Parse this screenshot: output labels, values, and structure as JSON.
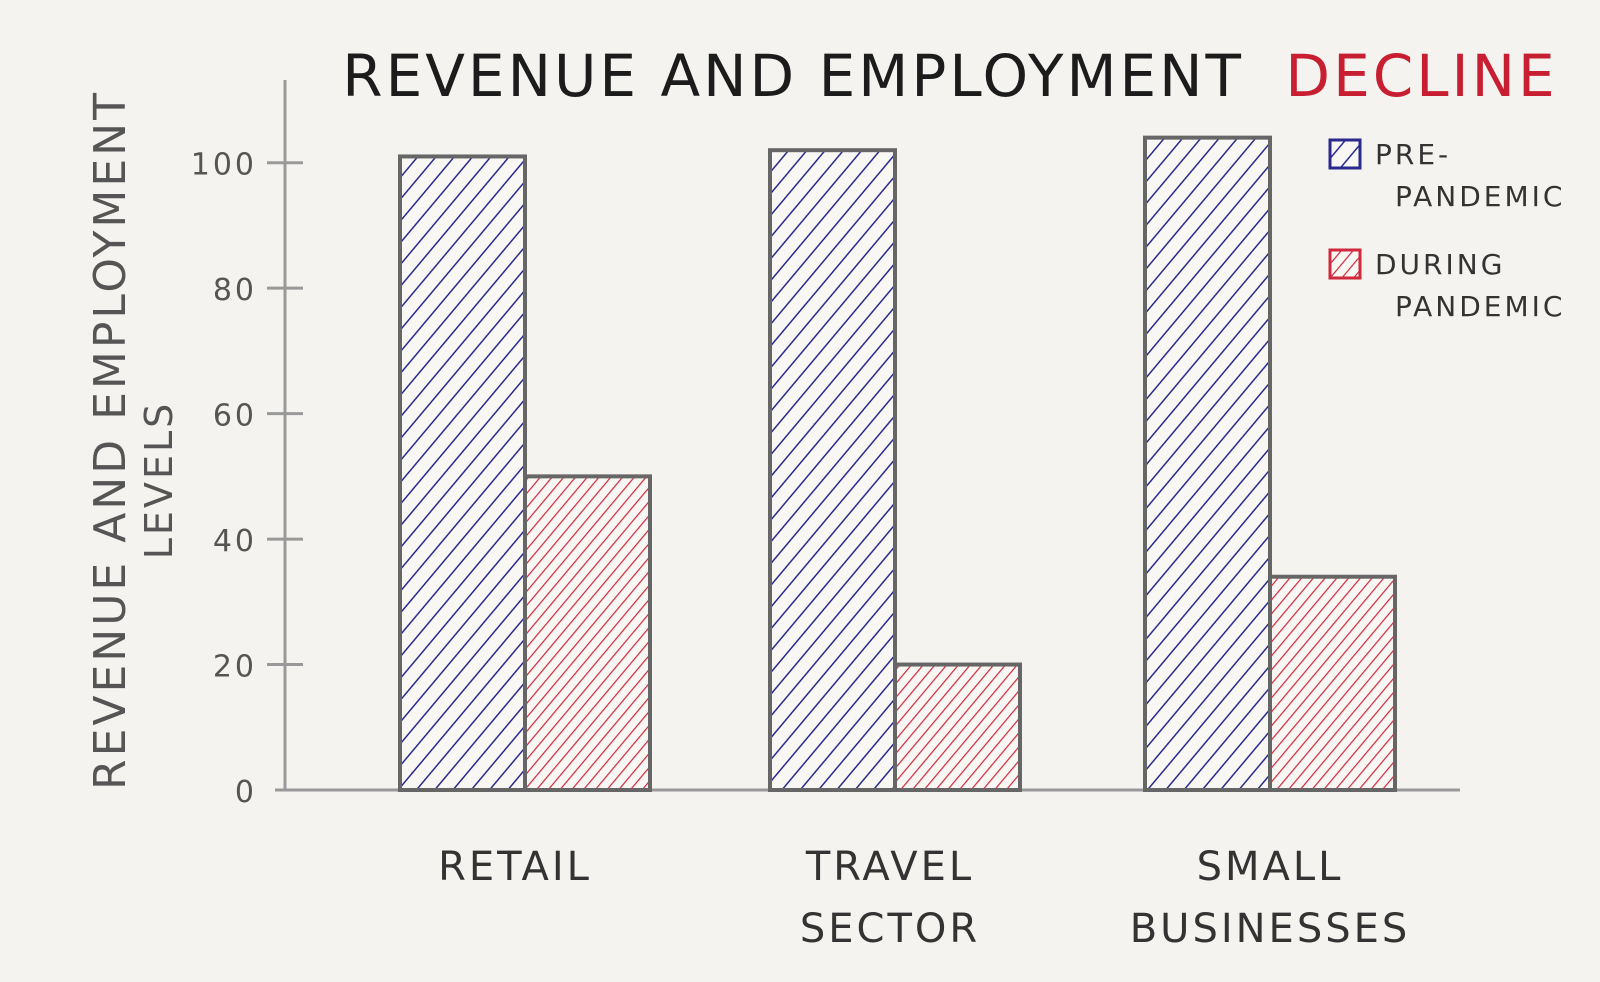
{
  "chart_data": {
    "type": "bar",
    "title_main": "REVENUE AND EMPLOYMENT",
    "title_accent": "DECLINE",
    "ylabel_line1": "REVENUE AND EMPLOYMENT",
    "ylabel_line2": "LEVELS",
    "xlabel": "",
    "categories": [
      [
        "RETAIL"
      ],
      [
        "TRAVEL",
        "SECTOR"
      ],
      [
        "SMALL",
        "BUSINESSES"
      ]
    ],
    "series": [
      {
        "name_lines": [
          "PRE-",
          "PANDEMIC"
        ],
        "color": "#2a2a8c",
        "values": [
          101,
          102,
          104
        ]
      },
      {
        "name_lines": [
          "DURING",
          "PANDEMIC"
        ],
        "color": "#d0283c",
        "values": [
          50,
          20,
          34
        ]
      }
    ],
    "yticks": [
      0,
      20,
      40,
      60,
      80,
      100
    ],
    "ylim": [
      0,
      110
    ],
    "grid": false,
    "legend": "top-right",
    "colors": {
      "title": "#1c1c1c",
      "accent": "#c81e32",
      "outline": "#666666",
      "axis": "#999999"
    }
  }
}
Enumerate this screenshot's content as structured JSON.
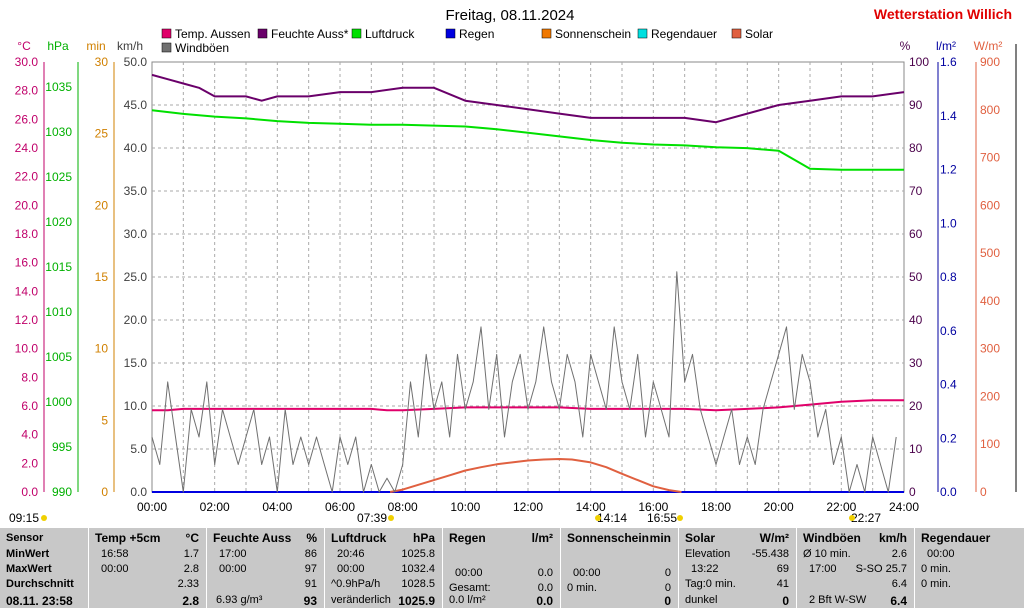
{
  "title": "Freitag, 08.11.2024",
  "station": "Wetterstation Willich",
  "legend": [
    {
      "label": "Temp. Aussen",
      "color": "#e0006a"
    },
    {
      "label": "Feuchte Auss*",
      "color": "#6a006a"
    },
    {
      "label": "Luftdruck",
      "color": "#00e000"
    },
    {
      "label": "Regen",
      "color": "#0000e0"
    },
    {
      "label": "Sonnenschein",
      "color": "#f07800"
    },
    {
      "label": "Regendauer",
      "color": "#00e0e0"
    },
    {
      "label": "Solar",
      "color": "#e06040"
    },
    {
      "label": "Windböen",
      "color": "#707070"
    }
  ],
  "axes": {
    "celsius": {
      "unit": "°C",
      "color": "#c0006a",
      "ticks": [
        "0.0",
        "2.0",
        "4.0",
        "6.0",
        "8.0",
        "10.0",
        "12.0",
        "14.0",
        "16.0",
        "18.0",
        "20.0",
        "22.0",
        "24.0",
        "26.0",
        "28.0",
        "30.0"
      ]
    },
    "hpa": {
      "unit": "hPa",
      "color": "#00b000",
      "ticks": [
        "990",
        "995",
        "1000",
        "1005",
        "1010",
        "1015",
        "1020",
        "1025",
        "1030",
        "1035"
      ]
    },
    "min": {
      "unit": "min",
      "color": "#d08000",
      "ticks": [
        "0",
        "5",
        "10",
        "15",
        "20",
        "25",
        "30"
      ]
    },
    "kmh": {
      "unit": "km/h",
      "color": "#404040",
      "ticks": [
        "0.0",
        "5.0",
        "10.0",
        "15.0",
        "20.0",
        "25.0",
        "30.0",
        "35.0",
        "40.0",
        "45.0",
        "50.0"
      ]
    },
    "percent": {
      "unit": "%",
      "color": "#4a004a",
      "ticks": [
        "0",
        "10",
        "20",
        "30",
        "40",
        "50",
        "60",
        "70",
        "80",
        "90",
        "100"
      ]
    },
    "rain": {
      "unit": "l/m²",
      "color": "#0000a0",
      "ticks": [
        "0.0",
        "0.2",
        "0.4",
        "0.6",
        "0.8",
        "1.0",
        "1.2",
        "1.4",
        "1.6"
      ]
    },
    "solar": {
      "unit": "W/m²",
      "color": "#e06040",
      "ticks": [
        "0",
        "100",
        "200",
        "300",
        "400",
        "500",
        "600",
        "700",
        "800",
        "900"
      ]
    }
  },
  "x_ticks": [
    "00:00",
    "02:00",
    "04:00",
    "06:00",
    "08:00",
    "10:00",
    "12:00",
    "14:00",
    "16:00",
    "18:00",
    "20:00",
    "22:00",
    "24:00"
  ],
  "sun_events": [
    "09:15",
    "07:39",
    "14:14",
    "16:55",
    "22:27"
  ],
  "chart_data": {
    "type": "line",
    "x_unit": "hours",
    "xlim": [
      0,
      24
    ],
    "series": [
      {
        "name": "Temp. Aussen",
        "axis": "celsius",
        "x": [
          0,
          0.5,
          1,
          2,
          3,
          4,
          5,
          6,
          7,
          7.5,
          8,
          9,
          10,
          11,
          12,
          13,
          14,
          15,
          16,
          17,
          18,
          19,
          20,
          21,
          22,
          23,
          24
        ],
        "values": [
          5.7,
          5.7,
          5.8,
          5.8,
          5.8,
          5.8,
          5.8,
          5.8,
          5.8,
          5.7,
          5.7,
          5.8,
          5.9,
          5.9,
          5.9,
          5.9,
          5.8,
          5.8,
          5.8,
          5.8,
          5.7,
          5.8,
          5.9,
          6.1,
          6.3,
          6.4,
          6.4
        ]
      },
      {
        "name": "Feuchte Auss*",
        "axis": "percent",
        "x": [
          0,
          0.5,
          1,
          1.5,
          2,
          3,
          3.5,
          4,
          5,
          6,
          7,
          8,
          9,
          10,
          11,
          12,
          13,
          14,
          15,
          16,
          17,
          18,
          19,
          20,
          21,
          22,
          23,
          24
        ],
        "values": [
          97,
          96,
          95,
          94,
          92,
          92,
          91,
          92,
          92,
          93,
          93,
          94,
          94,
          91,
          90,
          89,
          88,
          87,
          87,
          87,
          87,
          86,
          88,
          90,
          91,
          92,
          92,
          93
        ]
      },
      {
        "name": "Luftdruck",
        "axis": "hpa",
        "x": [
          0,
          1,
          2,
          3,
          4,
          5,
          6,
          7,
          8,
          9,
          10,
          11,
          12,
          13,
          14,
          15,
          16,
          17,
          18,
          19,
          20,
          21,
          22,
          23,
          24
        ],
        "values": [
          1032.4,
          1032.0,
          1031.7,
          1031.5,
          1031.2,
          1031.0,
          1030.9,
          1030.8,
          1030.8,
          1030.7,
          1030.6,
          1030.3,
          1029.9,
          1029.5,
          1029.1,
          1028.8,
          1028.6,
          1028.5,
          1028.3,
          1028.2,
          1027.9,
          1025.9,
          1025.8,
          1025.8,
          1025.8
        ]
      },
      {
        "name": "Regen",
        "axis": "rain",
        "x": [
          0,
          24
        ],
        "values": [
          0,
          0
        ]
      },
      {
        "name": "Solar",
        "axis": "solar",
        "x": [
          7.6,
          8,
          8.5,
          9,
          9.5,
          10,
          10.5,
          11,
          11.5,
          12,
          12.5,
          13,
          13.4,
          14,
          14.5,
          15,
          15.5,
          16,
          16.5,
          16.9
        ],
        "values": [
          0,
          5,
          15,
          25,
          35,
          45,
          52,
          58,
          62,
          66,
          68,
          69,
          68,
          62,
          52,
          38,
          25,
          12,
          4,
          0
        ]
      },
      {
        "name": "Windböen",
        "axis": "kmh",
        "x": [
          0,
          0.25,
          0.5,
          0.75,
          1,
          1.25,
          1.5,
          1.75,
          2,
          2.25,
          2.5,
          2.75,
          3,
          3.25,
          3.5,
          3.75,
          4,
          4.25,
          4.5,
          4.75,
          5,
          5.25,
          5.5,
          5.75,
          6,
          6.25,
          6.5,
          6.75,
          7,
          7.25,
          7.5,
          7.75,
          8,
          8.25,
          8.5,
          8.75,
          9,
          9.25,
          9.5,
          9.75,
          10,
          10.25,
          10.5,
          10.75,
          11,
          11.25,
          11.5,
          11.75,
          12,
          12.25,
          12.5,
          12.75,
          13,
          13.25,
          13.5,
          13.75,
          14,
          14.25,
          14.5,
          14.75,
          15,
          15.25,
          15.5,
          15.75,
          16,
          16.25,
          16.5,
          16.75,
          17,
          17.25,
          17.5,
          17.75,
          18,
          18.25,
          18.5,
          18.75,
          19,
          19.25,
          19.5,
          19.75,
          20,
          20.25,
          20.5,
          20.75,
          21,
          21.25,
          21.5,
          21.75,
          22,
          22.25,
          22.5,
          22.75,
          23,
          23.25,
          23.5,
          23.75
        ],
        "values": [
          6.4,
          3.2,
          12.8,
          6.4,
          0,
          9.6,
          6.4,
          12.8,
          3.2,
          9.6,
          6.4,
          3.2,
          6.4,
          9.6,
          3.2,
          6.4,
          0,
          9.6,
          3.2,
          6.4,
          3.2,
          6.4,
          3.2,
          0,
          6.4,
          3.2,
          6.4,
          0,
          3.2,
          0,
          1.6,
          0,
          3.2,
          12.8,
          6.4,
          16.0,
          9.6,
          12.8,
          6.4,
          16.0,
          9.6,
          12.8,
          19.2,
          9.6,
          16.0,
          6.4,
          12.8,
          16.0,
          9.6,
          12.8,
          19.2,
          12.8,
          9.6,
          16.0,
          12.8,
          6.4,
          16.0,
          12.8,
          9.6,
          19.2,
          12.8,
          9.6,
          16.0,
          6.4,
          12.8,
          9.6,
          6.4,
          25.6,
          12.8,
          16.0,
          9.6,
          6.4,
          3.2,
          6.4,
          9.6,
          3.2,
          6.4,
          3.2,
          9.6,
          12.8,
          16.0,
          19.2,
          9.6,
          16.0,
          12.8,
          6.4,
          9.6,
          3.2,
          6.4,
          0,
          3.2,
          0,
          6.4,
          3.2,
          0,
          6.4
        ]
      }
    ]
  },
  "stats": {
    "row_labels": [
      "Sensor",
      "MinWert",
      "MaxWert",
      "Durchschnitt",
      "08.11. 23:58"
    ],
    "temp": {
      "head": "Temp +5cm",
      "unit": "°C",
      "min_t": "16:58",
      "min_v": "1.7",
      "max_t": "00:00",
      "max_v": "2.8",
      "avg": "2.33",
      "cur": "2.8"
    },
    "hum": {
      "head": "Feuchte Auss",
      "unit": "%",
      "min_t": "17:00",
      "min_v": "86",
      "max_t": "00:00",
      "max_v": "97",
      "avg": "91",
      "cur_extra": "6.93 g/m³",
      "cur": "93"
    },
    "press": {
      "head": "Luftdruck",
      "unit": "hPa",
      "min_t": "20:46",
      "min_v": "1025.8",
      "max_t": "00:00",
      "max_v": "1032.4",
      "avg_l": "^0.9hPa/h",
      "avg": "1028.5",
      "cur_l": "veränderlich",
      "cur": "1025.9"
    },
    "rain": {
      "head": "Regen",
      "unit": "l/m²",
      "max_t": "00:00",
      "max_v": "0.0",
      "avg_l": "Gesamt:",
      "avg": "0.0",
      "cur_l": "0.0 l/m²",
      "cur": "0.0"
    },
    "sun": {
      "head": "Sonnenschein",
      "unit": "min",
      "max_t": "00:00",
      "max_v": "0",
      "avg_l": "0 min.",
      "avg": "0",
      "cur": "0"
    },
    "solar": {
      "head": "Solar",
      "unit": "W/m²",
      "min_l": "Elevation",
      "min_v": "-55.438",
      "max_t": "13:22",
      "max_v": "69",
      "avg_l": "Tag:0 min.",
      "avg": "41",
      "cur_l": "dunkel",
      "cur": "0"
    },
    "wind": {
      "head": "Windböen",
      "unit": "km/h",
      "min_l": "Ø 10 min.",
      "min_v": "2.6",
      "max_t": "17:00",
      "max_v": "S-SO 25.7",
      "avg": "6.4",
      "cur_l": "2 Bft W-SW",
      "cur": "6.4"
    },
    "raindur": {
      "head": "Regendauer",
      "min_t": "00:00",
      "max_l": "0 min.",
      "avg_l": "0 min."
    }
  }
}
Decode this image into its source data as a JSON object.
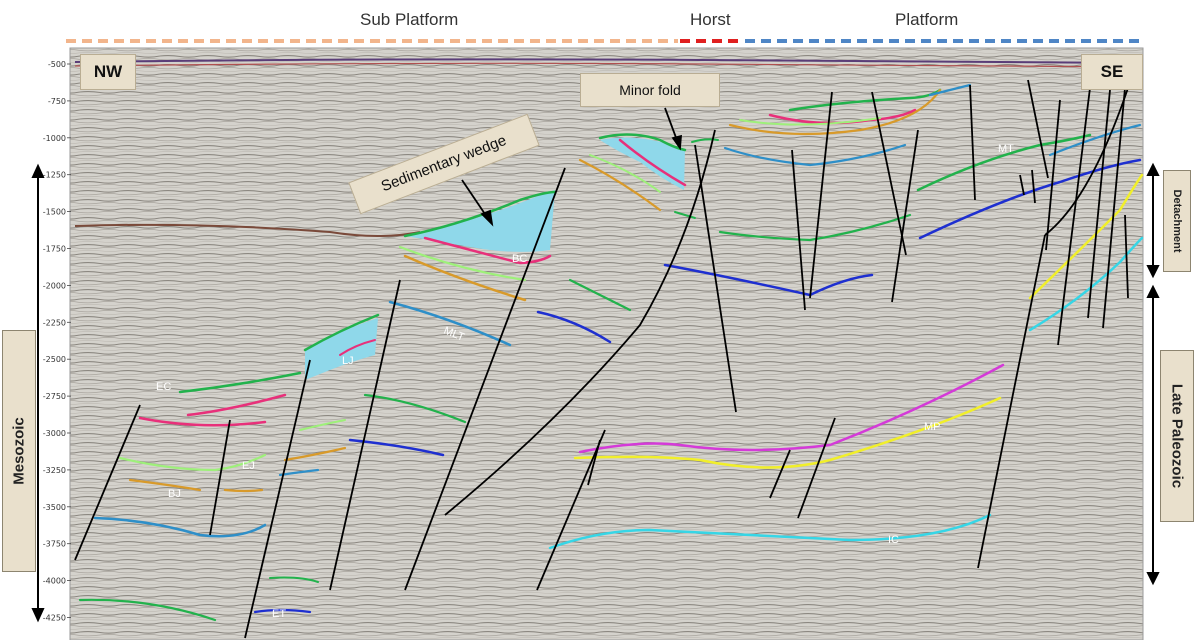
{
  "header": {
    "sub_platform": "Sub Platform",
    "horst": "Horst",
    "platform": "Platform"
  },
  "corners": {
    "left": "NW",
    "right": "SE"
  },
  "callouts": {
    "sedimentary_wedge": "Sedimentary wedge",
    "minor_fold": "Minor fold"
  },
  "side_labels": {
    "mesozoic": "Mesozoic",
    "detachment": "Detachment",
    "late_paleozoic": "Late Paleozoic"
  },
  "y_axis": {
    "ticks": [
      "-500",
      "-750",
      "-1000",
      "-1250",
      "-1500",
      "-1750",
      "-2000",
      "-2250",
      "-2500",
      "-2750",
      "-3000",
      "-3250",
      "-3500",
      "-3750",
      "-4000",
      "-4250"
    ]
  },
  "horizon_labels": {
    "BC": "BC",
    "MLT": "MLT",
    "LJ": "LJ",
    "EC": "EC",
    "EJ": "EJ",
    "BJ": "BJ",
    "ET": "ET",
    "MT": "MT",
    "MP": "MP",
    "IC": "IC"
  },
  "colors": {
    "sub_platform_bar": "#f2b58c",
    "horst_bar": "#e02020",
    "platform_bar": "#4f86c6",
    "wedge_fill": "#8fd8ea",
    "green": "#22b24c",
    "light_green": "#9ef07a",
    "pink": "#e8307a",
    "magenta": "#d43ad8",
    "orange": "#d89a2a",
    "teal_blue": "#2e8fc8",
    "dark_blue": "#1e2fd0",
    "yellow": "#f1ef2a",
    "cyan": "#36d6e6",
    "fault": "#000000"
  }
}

• _Written task_:
All lines from the one holding "Decode this image" through the last line of the entries, and nothing else, are to be output exactly; leave out the pictures.

• _Solution for this task_:
Decode this image into its source data as a JSON object.
{
  "header": {
    "sub_platform": "Sub Platform",
    "horst": "Horst",
    "platform": "Platform"
  },
  "corners": {
    "left": "NW",
    "right": "SE"
  },
  "callouts": {
    "sedimentary_wedge": "Sedimentary wedge",
    "minor_fold": "Minor fold"
  },
  "side_labels": {
    "mesozoic": "Mesozoic",
    "detachment": "Detachment",
    "late_paleozoic": "Late Paleozoic"
  },
  "y_axis": {
    "ticks": [
      "-500",
      "-750",
      "-1000",
      "-1250",
      "-1500",
      "-1750",
      "-2000",
      "-2250",
      "-2500",
      "-2750",
      "-3000",
      "-3250",
      "-3500",
      "-3750",
      "-4000",
      "-4250"
    ]
  },
  "horizon_labels": {
    "BC": "BC",
    "MLT": "MLT",
    "LJ": "LJ",
    "EC": "EC",
    "EJ": "EJ",
    "BJ": "BJ",
    "ET": "ET",
    "MT": "MT",
    "MP": "MP",
    "IC": "IC"
  },
  "colors": {
    "sub_platform_bar": "#f2b58c",
    "horst_bar": "#e02020",
    "platform_bar": "#4f86c6",
    "wedge_fill": "#8fd8ea",
    "green": "#22b24c",
    "light_green": "#9ef07a",
    "pink": "#e8307a",
    "magenta": "#d43ad8",
    "orange": "#d89a2a",
    "teal_blue": "#2e8fc8",
    "dark_blue": "#1e2fd0",
    "yellow": "#f1ef2a",
    "cyan": "#36d6e6",
    "fault": "#000000"
  }
}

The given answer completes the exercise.